* **Prompt**: Scan the records below. List lines holding "debêntures".

(Data entries)
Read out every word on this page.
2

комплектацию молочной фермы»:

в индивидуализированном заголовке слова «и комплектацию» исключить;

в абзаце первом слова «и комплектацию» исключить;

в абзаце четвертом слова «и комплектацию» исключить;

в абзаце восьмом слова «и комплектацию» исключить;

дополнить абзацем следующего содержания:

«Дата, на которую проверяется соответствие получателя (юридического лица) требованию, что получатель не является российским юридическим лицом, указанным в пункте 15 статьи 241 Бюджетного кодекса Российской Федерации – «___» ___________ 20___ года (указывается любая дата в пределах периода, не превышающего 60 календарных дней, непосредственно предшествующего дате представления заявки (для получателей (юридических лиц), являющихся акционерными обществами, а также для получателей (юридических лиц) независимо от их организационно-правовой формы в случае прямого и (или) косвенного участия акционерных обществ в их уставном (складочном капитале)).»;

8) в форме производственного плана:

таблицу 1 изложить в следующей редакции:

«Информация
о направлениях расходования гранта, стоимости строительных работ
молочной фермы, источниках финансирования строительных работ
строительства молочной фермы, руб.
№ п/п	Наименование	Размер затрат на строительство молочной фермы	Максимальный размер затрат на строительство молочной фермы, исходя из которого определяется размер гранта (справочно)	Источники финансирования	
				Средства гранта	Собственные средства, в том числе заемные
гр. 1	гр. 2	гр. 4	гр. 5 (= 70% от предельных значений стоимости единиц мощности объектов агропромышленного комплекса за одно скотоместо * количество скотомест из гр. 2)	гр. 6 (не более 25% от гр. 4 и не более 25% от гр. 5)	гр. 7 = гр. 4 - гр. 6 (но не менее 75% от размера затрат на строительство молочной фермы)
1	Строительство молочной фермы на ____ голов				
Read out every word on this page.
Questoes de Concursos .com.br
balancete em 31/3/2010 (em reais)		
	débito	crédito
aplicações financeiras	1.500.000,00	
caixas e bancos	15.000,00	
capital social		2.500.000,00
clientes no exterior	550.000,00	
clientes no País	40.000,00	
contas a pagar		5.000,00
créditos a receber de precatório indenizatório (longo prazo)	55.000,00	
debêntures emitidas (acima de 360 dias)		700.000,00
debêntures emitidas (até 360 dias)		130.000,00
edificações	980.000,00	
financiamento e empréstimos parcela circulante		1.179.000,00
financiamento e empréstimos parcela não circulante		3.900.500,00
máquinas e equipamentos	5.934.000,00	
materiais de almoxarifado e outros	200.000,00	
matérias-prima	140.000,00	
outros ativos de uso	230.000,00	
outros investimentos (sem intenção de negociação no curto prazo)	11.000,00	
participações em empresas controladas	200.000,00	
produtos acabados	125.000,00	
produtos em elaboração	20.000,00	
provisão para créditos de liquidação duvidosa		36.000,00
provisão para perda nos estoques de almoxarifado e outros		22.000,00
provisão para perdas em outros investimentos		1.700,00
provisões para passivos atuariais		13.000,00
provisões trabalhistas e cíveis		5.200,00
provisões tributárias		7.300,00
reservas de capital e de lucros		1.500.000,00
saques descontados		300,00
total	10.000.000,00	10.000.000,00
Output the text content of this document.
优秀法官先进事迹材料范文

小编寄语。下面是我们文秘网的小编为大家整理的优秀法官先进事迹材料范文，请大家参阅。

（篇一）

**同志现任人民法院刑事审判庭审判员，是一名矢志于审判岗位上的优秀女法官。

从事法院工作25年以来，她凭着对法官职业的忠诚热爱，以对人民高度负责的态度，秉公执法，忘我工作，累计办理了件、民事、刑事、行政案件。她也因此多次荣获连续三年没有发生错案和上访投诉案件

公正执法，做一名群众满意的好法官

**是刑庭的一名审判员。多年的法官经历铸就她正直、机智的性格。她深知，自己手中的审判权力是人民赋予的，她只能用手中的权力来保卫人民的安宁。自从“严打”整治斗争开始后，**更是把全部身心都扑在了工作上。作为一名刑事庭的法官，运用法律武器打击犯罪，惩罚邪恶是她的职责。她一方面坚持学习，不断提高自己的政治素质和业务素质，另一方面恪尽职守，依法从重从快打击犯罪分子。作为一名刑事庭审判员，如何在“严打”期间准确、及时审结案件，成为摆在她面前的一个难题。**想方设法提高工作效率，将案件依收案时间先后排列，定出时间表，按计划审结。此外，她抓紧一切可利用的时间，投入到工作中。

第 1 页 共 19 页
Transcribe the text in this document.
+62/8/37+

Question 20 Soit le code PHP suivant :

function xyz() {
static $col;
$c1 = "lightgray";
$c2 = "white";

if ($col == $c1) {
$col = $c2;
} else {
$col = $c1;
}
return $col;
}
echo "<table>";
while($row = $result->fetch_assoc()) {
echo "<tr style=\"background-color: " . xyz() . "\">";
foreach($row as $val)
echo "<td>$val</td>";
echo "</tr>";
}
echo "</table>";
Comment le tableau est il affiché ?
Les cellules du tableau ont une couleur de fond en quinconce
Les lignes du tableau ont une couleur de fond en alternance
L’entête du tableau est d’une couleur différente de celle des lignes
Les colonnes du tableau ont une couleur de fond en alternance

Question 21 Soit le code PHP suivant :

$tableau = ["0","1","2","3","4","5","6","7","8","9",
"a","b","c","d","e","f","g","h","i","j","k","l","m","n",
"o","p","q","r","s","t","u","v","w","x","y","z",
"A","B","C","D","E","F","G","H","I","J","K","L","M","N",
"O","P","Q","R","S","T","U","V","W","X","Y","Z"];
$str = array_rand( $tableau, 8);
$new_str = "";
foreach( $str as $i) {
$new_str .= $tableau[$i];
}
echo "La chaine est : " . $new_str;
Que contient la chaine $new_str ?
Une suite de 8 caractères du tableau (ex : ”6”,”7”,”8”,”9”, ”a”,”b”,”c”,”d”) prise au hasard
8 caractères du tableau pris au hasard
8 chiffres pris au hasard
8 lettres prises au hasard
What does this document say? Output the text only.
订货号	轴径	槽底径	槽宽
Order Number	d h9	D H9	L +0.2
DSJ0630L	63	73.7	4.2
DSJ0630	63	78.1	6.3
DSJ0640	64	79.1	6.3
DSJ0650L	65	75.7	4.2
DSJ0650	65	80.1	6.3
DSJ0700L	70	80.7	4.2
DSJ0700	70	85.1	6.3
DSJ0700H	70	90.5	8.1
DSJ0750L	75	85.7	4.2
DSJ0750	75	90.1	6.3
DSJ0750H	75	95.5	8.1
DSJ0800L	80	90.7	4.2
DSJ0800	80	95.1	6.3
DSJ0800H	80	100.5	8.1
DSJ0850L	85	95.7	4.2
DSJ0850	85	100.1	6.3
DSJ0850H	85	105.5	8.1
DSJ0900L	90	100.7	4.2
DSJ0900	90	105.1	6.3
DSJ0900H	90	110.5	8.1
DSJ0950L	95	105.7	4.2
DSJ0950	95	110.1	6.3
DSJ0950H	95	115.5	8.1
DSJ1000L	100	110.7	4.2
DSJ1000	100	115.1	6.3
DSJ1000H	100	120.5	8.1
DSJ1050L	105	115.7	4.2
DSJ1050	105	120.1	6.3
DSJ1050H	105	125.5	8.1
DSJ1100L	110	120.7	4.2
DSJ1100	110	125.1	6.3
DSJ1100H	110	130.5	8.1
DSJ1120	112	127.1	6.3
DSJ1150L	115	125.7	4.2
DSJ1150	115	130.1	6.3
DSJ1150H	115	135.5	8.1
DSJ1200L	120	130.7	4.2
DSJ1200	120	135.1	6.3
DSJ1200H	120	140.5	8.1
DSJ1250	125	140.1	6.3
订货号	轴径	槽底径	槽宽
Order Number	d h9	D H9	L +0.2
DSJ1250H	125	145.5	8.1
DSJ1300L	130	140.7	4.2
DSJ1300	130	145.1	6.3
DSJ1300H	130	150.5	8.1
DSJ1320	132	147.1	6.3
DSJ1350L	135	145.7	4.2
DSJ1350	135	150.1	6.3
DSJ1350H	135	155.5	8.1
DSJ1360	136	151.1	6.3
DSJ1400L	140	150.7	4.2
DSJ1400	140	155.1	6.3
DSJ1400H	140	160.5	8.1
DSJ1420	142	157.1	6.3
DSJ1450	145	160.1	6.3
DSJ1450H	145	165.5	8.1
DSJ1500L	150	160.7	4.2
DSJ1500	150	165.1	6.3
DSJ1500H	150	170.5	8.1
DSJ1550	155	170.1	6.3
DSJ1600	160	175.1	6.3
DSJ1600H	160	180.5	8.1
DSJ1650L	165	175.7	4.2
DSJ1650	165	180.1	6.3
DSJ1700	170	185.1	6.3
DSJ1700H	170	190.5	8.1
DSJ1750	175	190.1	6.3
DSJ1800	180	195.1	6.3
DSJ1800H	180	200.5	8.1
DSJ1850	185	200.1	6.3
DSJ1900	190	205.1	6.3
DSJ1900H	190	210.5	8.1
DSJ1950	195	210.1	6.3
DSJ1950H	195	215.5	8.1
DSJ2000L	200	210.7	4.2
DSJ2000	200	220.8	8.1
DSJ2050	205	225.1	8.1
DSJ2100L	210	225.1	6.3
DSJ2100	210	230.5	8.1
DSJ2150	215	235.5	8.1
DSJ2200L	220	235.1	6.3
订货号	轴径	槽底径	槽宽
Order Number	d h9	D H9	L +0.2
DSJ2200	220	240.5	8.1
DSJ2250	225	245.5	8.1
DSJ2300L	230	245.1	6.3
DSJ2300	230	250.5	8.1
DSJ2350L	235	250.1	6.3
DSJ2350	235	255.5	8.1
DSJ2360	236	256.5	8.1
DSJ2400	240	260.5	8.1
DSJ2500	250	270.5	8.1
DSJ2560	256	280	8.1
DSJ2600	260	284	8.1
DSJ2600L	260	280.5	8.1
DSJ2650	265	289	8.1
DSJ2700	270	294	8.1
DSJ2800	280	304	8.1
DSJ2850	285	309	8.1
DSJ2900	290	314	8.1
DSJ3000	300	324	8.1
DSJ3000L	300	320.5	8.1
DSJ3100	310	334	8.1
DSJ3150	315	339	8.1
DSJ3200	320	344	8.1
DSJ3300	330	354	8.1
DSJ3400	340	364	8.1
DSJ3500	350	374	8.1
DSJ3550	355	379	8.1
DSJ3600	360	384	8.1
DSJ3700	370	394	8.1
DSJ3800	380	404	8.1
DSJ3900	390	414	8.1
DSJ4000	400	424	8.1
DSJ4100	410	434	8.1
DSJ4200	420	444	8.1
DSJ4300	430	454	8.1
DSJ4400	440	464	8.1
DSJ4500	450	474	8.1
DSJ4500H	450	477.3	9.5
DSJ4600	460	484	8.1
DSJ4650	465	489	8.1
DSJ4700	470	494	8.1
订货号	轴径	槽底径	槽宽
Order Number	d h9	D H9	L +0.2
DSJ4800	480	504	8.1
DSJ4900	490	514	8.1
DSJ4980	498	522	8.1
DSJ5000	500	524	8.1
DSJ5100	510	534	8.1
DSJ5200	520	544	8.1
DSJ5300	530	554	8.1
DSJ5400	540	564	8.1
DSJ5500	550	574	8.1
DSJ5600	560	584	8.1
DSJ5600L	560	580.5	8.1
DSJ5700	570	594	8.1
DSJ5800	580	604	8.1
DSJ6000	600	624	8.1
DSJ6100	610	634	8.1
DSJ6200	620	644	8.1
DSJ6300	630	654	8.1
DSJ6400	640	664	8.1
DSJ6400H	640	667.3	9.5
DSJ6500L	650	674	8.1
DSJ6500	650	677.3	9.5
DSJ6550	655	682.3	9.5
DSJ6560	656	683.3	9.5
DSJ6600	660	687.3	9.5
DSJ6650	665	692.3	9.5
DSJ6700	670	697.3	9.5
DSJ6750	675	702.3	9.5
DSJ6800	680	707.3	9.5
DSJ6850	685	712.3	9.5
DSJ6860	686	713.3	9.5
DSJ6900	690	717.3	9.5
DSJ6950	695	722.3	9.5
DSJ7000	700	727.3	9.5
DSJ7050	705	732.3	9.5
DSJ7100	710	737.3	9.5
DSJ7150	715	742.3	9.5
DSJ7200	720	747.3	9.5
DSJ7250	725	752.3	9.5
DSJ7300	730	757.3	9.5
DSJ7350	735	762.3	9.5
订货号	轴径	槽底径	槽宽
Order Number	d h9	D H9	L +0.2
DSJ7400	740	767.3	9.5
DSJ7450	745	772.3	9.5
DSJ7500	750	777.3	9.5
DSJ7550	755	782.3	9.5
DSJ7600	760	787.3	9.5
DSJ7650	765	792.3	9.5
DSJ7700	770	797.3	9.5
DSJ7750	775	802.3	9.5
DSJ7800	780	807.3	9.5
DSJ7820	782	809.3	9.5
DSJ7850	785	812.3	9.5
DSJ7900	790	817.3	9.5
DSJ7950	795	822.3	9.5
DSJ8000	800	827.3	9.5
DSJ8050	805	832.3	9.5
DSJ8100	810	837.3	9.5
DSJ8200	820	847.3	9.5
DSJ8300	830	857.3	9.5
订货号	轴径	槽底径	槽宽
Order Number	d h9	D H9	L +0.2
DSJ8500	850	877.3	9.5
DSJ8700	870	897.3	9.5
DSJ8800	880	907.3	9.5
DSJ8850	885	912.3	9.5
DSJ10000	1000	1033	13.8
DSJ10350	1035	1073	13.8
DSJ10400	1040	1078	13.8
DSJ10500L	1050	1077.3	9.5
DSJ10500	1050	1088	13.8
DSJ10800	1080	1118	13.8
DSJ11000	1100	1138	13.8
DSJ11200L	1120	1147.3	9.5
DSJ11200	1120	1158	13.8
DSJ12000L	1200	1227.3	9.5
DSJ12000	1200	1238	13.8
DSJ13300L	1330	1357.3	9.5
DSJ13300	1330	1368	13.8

* **Reply**:
debêntures emitidas (acima de 360 dias)		700.000,00
debêntures emitidas (até 360 dias)		130.000,00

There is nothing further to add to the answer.